■ WORK TO DO
Which lines in the records below contain the word "this"? Copy each one out.

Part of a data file
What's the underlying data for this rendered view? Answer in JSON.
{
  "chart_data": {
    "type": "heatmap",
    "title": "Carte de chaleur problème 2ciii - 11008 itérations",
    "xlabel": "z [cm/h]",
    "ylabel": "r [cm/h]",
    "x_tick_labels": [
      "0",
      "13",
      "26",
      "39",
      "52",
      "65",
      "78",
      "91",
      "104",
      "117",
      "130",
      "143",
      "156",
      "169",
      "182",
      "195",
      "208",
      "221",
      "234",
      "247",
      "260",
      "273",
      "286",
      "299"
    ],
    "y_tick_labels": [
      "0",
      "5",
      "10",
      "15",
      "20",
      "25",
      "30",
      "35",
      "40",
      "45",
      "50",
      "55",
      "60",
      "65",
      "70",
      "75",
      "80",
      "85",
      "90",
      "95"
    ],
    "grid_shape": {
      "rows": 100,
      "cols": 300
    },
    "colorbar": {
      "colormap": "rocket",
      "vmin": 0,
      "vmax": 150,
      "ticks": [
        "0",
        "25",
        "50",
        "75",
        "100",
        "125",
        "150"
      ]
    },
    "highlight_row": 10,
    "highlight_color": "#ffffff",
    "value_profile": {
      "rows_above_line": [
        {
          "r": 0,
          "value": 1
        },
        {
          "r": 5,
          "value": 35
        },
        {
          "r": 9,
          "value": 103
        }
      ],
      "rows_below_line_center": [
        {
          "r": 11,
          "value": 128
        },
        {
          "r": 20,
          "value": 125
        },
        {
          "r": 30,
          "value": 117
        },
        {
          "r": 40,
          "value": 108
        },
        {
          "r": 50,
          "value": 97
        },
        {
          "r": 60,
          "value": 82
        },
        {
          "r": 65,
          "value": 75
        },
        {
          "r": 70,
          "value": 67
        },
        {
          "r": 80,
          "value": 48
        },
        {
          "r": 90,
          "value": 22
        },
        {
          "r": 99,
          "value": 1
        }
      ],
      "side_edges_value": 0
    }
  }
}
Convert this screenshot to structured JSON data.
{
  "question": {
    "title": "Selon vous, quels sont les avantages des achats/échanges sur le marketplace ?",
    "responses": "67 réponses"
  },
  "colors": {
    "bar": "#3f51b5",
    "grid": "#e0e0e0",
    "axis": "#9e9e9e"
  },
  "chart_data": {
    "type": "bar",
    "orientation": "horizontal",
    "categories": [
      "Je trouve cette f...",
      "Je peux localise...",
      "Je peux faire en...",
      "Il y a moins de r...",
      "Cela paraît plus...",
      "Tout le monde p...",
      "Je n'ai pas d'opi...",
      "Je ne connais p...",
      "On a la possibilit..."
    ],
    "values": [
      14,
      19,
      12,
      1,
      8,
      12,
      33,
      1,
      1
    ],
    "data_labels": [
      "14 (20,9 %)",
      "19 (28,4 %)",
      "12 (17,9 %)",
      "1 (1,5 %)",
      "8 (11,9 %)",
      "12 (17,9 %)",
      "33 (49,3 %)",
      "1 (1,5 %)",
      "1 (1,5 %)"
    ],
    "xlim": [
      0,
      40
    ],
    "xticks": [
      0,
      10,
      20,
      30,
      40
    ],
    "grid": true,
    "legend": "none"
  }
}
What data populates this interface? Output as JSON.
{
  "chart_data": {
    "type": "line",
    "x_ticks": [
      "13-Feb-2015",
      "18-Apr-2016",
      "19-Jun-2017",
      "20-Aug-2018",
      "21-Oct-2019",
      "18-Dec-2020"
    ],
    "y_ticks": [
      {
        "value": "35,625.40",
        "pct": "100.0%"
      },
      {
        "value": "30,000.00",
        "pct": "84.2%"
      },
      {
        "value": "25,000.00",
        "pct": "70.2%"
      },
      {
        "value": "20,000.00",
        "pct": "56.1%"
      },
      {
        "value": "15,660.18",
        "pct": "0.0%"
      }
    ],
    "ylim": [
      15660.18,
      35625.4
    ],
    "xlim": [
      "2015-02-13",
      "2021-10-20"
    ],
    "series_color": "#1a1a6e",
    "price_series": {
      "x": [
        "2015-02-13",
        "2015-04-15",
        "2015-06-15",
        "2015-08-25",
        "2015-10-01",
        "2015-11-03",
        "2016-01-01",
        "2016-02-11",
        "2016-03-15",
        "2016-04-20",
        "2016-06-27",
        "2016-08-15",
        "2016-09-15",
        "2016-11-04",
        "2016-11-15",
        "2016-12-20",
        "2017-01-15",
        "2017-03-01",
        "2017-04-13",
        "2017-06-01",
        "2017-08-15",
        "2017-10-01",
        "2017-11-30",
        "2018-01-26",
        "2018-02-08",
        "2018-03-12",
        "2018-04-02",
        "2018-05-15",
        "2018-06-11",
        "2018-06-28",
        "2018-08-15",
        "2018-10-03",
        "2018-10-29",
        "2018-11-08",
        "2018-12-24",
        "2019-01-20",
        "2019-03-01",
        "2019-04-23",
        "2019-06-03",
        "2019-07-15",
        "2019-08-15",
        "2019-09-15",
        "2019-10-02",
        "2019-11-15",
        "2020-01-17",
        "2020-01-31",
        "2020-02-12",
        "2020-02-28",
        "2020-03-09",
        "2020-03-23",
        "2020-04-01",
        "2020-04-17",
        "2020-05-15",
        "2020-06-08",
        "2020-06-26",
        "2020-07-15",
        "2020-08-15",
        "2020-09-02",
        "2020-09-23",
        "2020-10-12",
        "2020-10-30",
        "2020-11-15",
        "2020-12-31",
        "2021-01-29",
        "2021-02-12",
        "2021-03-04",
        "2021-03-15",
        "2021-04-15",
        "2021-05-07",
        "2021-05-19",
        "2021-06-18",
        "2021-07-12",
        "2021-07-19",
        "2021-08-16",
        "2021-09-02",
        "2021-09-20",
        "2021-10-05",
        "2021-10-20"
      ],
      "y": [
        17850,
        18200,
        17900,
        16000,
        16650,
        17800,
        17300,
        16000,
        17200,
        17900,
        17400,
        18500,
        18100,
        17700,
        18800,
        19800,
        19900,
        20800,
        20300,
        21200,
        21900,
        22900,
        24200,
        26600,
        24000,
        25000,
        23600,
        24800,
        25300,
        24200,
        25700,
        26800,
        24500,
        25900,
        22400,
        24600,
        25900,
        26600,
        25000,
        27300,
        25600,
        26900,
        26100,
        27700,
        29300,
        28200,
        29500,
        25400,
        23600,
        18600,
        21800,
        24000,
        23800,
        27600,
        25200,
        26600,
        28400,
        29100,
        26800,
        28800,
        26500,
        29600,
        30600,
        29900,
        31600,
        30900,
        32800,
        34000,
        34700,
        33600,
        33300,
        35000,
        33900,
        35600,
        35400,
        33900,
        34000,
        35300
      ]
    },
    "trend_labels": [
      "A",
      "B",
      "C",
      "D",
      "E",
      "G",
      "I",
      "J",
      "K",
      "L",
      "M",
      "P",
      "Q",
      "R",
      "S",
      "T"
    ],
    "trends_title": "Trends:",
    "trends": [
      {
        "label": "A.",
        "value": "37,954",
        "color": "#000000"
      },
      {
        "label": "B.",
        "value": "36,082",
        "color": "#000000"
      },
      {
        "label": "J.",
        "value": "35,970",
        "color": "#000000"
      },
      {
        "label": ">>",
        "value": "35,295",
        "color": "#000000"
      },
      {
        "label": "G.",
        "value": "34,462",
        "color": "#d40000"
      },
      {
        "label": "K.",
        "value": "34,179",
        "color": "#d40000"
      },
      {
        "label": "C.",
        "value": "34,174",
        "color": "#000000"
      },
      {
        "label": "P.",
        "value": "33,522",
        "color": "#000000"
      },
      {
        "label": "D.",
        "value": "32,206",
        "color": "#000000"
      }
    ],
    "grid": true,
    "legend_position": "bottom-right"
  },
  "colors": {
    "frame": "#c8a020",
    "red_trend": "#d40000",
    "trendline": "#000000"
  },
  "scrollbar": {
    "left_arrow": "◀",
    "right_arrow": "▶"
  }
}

■ RESPONSE BELOW
What's the underlying data for this rendered view? Answer in JSON.
Convert this screenshot to structured JSON data.
What data populates this interface? Output as JSON.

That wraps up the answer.